FRAGMENTO MOSTRADO

----------------

En Cry Macho, la película que, a los 91 años, está estrenando hoy en Uruguay, Eastwood se dirige a sí mismo interpretando a una vieja estrella de rodeo que, por razones ineludibles, debe ir a buscar al hijo de un antiguo patrón que está en Ciudad de México, a merced de una madre que tiene todas las maldades de catálogo. Aunque es una misión que claramente no es tan sencilla como se la venden, la acepta por esas cosas que hacen los héroes en las películas. El chiquilín es, por lo visto, la piel de Judas y se dedica al inestable rubro de la riña de gallos por lo que, seducido por la posibilidad de tener su propio caballo, acepta cruzar la frontera y reencontrarse con un padre ausente que lo precisa cerca más por cuestiones financieras que afectivas.
La película sigue a estos dos personajes (y un gallo de riña que se llama Macho) mientras los persigue un torpe, y más inofensivo de lo que él cree, sicario al servicio de la madre. No es una de acción, sino un drama bastante previsible sobre el vínculo que se va formando entre el anciano y el adolescente y un interés romántico que aparece en el camino. Transcurre en un México de novela barata.
La película empieza muy bien, principalmente en la escena en que se presenta al personaje como un héroe de otra época, un samurái que se queda sin amo. Como en muchas de Eastwood (entre las que están, justamente, Gran Torino y Million Dollar Baby) uno de los temas es el legado del héroe acá representado en la necesidad del personaje central por enseñarle los rudimentos del cowboy, un rito de pasaje masculino y americano, a ese hijo temporal. Pretende además ser una reflexión sobre la familia y las nuevas formas de integrarla.
Con ese material y en manos de un director como Eastwood, uno esperaba un mayor esfuerzo principalmente en pulir algo de los lugares comunes que abundan y estorban. Es un guion (originalmente escritor por Richard M. Nash quien luego lo convirtió en novela; ahora también lo firma Nick Schenk, compinche habitual del director) que está en la vuelta de Hollywood desde la década de 1980 y que alguna vez interesó a estrellas tan disímiles como Burt Lancaster, Arnold Schwarzenegger y Pierce Brosnan.

----------------

INFORMACIÓN MOSTRADA
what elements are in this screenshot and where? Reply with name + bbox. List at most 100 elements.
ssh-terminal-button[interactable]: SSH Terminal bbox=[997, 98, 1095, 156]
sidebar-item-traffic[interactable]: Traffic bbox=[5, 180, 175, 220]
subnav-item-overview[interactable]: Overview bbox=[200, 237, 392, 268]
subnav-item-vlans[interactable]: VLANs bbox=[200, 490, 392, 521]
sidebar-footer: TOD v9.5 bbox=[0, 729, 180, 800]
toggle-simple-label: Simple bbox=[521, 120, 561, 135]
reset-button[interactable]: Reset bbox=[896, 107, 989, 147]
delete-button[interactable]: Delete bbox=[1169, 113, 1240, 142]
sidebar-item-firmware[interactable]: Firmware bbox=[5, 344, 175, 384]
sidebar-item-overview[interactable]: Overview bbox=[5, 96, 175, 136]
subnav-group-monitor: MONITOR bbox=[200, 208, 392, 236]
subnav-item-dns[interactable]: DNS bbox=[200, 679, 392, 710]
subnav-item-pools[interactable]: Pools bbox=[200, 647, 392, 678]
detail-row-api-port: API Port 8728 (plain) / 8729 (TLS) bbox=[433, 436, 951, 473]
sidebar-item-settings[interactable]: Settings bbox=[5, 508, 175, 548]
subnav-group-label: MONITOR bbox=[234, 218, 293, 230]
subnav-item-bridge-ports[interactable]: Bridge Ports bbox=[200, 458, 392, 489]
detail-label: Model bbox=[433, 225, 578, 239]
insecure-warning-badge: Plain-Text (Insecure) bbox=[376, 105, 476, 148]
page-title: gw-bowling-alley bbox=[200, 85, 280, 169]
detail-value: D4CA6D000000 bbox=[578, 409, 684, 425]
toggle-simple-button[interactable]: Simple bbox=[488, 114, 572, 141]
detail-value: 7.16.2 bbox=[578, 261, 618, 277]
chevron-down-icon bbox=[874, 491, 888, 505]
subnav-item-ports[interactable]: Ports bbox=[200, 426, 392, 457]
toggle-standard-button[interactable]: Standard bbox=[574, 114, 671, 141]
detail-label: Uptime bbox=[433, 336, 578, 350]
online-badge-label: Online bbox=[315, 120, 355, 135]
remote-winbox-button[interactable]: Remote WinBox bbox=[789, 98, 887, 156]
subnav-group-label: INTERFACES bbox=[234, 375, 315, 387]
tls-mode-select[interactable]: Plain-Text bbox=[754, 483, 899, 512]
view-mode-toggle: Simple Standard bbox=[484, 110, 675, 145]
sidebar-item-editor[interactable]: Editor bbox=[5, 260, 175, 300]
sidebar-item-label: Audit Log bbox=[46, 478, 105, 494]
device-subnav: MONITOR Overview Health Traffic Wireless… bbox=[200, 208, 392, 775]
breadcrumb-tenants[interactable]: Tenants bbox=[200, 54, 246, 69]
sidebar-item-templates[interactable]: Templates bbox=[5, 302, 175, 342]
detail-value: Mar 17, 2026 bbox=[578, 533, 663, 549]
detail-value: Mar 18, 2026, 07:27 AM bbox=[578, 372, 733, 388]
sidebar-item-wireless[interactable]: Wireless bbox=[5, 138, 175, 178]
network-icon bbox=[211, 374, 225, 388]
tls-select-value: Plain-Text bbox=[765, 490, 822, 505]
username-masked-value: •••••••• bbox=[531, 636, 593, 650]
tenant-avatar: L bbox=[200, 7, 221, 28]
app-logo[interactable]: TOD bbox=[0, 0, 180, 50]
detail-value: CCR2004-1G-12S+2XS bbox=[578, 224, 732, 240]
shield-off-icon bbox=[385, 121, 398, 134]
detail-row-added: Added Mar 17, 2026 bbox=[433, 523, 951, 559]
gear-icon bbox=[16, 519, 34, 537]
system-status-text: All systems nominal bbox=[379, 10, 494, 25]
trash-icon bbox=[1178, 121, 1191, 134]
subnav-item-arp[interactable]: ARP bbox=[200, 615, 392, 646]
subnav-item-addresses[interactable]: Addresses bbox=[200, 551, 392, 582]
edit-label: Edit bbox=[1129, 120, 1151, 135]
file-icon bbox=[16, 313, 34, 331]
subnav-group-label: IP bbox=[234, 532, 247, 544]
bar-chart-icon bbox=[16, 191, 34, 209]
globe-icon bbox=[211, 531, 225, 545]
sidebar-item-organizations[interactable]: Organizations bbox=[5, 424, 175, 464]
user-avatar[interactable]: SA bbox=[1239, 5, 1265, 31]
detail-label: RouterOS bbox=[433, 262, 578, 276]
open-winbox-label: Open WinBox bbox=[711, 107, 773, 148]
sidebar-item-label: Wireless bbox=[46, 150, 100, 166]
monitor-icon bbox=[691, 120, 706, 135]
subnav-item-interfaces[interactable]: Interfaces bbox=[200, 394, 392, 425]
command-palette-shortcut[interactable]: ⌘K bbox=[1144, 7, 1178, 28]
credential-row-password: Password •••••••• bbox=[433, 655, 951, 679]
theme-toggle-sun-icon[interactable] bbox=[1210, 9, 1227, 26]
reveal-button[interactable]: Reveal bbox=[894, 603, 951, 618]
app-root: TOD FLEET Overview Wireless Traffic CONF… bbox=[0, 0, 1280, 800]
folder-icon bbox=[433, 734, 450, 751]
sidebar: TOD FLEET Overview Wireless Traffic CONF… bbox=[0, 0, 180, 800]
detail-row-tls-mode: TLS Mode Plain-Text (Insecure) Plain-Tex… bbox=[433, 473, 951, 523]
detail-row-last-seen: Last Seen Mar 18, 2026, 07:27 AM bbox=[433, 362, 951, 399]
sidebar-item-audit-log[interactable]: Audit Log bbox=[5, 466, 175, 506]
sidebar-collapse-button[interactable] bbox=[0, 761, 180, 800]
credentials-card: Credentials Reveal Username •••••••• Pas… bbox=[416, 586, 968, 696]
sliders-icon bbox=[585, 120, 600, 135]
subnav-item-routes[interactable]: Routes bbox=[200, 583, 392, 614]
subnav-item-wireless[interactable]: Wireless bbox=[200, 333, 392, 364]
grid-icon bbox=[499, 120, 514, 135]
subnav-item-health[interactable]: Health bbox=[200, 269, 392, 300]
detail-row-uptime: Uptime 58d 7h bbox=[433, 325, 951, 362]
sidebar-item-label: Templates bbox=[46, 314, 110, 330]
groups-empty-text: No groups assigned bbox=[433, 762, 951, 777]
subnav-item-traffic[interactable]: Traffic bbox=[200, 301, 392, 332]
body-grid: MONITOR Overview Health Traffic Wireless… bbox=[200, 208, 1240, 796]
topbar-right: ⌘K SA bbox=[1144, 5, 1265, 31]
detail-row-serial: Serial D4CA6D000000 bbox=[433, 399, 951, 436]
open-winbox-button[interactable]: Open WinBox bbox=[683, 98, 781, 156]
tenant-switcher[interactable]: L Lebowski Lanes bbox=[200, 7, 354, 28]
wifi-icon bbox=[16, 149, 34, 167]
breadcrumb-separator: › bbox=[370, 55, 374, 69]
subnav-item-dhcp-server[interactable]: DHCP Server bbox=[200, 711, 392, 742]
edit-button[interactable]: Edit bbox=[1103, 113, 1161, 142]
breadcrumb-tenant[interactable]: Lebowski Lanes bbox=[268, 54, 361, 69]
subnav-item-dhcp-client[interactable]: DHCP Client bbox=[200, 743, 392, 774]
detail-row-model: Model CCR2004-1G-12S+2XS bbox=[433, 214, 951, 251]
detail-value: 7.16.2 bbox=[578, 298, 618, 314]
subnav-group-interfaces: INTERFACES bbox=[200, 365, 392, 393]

----------------

EJERCICIO
Continúa el texto sobre la película Cry Macho a partir de su última oración.

RESPUESTA
Acá la historia de amor parece un poco forzada, al igual que la maldad de los padres que se disputan al chiquilín interpretado por un tal Eduardo Minett, un actor de telenovelas en su debut en Hollywood que no parece a la altura de la exigencia. A excepción de Eastwood que hace de la idea que tenemos de sí mismo, las actuaciones son bastante lineales y aportan poco al rescate de todo esto.
Lo mejor parece la fotografía de Ben Davis, quien consigue imágenes aisladas más contundentes que el conjunto de la película. Eso aplica a la escena del viaje en la que vemos a Mike Milo (Eastwood), gigante y en comunión con la tierra o acompañado por una tropilla de caballos. Hay también un interesante trabajo sobre su cuerpo; lo vemos alardear de una agilidad impropia para sus años y con un andar firme, aunque achacoso mostrado con travellings reveladores. La libido que despierta en algunas mujeres es, digamos, inusitada.
Una reflexión sobre lo sobrevalorado que es el concepto de machismo (dicha por una de las estrellas que más ha simbolizado eso en el cine) y algo del personaje que es capaz de pegar un par de piñazos pero también necesita una siesta reparadora cada tanto, refuerzan esa idea de que algo se está queriendo decir.
Eso queda aplastado, la mayoría de las veces, por una forma rutinaria, que desdibuja algunas de esas inquietudes. El producto final está más cerca de alguna película menor de Eastwood, que sigue siendo un narrador que conoce el protocolo clásico, de la década de 1970.
Parece claro, eso sí, qué le interesó de Cry Macho. Reúne algunas ideas de toda su filmografía y le permite, a los 91 años, volver a su personaje recurrente. Esta vez, sin embargo, merecía una mejor película.